▶ Request:
Quote every entry word for word.

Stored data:

START

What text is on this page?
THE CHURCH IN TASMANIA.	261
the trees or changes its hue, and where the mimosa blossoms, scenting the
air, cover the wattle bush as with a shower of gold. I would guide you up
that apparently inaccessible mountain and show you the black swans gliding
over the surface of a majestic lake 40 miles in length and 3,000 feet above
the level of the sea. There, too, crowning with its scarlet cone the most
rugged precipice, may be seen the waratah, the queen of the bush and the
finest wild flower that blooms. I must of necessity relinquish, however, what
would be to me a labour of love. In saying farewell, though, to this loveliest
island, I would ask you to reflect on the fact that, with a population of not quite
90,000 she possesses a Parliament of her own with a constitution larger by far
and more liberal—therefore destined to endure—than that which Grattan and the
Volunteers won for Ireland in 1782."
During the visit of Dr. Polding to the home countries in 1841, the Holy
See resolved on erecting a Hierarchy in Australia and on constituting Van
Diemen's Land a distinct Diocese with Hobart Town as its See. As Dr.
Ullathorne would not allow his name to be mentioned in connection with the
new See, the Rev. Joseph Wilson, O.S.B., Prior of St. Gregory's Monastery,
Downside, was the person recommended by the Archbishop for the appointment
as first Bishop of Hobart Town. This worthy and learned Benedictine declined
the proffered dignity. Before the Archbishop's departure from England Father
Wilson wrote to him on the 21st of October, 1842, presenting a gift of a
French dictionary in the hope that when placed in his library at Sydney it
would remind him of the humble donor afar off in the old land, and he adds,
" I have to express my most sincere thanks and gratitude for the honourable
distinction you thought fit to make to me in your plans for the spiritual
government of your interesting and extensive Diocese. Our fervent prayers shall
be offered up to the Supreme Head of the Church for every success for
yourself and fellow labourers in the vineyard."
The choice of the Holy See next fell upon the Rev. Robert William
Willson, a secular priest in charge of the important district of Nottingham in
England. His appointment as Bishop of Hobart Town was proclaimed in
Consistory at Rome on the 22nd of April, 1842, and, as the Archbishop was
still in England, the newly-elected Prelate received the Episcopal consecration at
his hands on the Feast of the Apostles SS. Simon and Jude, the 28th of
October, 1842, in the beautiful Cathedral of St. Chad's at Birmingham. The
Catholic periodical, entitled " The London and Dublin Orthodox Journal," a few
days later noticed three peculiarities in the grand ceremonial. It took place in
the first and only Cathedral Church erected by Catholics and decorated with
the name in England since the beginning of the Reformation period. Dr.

END

▶ Exercise answer:
What text is on this page?
THE CHURCH IN TASMANIA.	261
the trees or changes its hue, and where the mimosa blossoms, scenting the
air, cover the wattle bush as with a shower of gold. I would guide you up
that apparently inaccessible mountain and show you the black swans gliding
over the surface of a majestic lake 40 miles in length and 3,000 feet above
the level of the sea. There, too, crowning with its scarlet cone the most
rugged precipice, may be seen the waratah, the queen of the bush and the
finest wild flower that blooms. I must of necessity relinquish, however, what
would be to me a labour of love. In saying farewell, though, to this loveliest
island, I would ask you to reflect on the fact that, with a population of not quite
90,000 she possesses a Parliament of her own with a constitution larger by far
and more liberal—therefore destined to endure—than that which Grattan and the
Volunteers won for Ireland in 1782."
During the visit of Dr. Polding to the home countries in 1841, the Holy
See resolved on erecting a Hierarchy in Australia and on constituting Van
Diemen's Land a distinct Diocese with Hobart Town as its See. As Dr.
Ullathorne would not allow his name to be mentioned in connection with the
new See, the Rev. Joseph Wilson, O.S.B., Prior of St. Gregory's Monastery,
Downside, was the person recommended by the Archbishop for the appointment
as first Bishop of Hobart Town. This worthy and learned Benedictine declined
the proffered dignity. Before the Archbishop's departure from England Father
Wilson wrote to him on the 21st of October, 1842, presenting a gift of a
French dictionary in the hope that when placed in his library at Sydney it
would remind him of the humble donor afar off in the old land, and he adds,
" I have to express my most sincere thanks and gratitude for the honourable
distinction you thought fit to make to me in your plans for the spiritual
government of your interesting and extensive Diocese. Our fervent prayers shall
be offered up to the Supreme Head of the Church for every success for
yourself and fellow labourers in the vineyard."
The choice of the Holy See next fell upon the Rev. Robert William
Willson, a secular priest in charge of the important district of Nottingham in
England. His appointment as Bishop of Hobart Town was proclaimed in
Consistory at Rome on the 22nd of April, 1842, and, as the Archbishop was
still in England, the newly-elected Prelate received the Episcopal consecration at
his hands on the Feast of the Apostles SS. Simon and Jude, the 28th of
October, 1842, in the beautiful Cathedral of St. Chad's at Birmingham. The
Catholic periodical, entitled " The London and Dublin Orthodox Journal," a few
days later noticed three peculiarities in the grand ceremonial. It took place in
the first and only Cathedral Church erected by Catholics and decorated with
the name in England since the beginning of the Reformation period. Dr.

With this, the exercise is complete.